◆ EXERCISE DIRECTIONS ◆
Go through the material below and count the lines with the string "subtitle"; the number is the whole answer.

◆ RECORDS ◆
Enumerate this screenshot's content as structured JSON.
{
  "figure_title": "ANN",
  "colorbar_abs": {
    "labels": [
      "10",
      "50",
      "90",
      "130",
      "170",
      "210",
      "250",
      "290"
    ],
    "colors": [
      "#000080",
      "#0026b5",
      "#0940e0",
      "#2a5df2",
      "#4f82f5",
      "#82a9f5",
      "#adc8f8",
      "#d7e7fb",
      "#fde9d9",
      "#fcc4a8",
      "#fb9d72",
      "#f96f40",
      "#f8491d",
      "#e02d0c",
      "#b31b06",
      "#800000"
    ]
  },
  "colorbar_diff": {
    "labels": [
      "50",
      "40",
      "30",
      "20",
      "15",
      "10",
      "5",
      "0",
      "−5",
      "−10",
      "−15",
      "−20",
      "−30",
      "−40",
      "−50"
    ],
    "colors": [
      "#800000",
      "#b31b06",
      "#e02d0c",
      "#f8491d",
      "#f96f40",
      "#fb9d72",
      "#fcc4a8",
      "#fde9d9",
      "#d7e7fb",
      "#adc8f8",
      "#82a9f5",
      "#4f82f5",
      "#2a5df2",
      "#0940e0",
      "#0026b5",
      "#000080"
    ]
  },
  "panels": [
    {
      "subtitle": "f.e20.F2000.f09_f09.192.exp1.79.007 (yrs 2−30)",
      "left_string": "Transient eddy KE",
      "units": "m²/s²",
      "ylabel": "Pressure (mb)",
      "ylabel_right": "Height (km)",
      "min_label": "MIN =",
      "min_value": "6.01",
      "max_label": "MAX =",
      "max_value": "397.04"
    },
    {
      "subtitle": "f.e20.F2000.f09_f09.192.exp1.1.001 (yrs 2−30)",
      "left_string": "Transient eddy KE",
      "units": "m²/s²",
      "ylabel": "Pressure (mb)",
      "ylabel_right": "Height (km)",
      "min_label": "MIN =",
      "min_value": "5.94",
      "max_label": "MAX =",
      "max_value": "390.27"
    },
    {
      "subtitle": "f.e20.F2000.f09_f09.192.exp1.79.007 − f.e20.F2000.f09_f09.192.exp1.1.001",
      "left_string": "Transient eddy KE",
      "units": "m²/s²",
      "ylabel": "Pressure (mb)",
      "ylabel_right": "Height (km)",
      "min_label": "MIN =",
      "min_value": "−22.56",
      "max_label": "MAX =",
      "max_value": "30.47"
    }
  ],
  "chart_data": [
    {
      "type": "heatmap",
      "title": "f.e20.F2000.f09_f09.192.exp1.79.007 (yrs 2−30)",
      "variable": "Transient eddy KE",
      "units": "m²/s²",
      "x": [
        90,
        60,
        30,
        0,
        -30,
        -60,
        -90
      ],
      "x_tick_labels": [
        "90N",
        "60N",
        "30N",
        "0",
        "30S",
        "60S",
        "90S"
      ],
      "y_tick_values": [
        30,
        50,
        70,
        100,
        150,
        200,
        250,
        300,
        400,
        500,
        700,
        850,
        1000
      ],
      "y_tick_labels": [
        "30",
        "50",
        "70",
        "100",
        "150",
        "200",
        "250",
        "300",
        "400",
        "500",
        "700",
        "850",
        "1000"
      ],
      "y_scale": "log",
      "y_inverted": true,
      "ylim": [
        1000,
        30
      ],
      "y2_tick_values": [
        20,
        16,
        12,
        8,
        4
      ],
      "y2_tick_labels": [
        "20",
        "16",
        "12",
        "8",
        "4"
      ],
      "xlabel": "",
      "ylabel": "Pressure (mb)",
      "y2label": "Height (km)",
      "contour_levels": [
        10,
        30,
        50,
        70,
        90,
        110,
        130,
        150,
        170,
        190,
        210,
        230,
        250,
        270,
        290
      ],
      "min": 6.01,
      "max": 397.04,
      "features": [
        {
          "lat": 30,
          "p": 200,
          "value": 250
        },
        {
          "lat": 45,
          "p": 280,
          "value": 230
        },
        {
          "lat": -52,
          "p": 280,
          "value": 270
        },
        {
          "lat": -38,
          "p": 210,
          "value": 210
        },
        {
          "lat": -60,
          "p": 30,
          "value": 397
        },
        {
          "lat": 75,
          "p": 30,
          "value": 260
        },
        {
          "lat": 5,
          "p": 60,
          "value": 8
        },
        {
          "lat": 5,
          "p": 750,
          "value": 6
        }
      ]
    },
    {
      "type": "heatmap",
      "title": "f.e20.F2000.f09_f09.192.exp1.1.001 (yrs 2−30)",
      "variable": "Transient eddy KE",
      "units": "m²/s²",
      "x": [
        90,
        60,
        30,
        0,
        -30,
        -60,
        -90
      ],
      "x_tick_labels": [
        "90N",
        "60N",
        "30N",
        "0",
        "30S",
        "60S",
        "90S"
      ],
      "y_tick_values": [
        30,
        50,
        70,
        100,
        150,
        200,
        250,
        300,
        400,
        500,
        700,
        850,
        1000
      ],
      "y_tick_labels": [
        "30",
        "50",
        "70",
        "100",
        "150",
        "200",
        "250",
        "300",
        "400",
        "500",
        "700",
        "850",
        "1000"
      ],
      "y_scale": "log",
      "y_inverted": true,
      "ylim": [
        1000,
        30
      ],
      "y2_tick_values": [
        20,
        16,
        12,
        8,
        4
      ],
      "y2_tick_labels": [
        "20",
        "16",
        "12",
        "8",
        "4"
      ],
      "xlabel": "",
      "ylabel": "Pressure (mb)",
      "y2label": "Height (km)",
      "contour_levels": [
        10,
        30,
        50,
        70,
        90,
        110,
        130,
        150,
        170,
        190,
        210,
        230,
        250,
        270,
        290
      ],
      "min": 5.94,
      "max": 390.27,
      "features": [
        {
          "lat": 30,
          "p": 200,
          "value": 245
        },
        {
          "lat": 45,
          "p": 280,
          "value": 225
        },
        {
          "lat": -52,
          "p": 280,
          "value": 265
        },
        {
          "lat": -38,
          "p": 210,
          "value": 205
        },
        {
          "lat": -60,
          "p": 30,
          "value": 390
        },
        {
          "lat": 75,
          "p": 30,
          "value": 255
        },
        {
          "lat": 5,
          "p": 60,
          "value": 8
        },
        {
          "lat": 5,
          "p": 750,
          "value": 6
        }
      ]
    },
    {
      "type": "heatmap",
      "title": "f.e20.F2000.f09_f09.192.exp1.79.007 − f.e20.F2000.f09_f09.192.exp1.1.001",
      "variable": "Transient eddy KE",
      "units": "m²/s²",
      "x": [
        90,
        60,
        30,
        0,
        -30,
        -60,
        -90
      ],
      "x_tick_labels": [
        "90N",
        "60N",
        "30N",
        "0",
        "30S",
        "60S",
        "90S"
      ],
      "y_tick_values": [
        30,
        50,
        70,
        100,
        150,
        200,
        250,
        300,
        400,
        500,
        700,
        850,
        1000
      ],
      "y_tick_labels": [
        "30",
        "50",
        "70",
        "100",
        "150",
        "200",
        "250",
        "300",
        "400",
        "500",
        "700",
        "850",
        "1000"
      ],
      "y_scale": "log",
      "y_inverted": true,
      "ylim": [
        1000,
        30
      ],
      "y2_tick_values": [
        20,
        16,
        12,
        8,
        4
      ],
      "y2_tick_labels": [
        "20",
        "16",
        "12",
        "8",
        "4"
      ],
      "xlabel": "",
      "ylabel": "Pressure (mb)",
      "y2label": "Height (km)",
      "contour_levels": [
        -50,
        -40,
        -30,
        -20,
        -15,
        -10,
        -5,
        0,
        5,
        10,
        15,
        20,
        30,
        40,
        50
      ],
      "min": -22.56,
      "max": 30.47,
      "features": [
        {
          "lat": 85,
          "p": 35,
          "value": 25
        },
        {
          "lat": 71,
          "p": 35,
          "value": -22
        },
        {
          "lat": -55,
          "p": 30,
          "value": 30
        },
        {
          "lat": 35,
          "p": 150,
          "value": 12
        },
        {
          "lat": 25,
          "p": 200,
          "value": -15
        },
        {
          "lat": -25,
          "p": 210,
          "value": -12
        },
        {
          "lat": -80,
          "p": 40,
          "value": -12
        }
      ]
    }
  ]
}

◆ WRITTEN RESPONSE ◆
3